## WHAT IS ASKED
Write out all the lines again, precisely as they stand, but without the images.

========================

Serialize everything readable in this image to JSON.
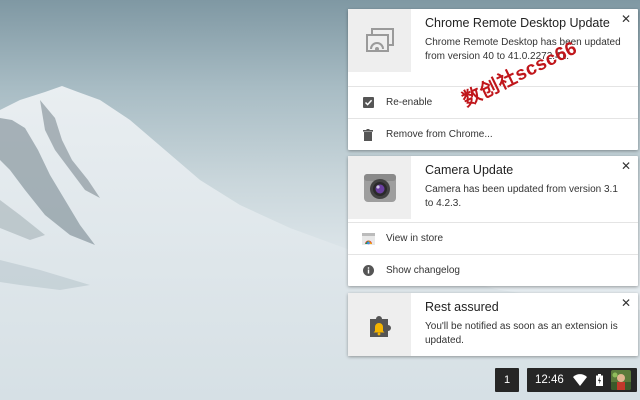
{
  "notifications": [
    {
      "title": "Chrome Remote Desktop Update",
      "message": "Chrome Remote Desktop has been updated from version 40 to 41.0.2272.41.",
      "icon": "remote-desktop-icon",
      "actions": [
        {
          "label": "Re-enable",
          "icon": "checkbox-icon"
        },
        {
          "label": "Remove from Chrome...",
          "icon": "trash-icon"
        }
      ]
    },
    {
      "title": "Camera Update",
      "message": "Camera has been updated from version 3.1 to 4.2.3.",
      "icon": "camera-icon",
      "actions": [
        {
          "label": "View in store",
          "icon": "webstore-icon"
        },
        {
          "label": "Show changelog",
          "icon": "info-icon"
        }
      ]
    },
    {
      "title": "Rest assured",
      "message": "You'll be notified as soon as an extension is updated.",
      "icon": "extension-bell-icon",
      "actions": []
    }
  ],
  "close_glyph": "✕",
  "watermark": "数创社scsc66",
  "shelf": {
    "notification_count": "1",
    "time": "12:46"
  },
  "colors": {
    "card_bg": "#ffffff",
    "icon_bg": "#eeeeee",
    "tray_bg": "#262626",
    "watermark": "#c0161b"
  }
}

========================

## FINAL ANSWER
Serialize everything readable in this image to JSON.
{
  "notifications": [
    {
      "title": "Chrome Remote Desktop Update",
      "message": "Chrome Remote Desktop has been updated from version 40 to 41.0.2272.41.",
      "icon": "remote-desktop-icon",
      "actions": [
        {
          "label": "Re-enable",
          "icon": "checkbox-icon"
        },
        {
          "label": "Remove from Chrome...",
          "icon": "trash-icon"
        }
      ]
    },
    {
      "title": "Camera Update",
      "message": "Camera has been updated from version 3.1 to 4.2.3.",
      "icon": "camera-icon",
      "actions": [
        {
          "label": "View in store",
          "icon": "webstore-icon"
        },
        {
          "label": "Show changelog",
          "icon": "info-icon"
        }
      ]
    },
    {
      "title": "Rest assured",
      "message": "You'll be notified as soon as an extension is updated.",
      "icon": "extension-bell-icon",
      "actions": []
    }
  ],
  "close_glyph": "✕",
  "watermark": "数创社scsc66",
  "shelf": {
    "notification_count": "1",
    "time": "12:46"
  },
  "colors": {
    "card_bg": "#ffffff",
    "icon_bg": "#eeeeee",
    "tray_bg": "#262626",
    "watermark": "#c0161b"
  }
}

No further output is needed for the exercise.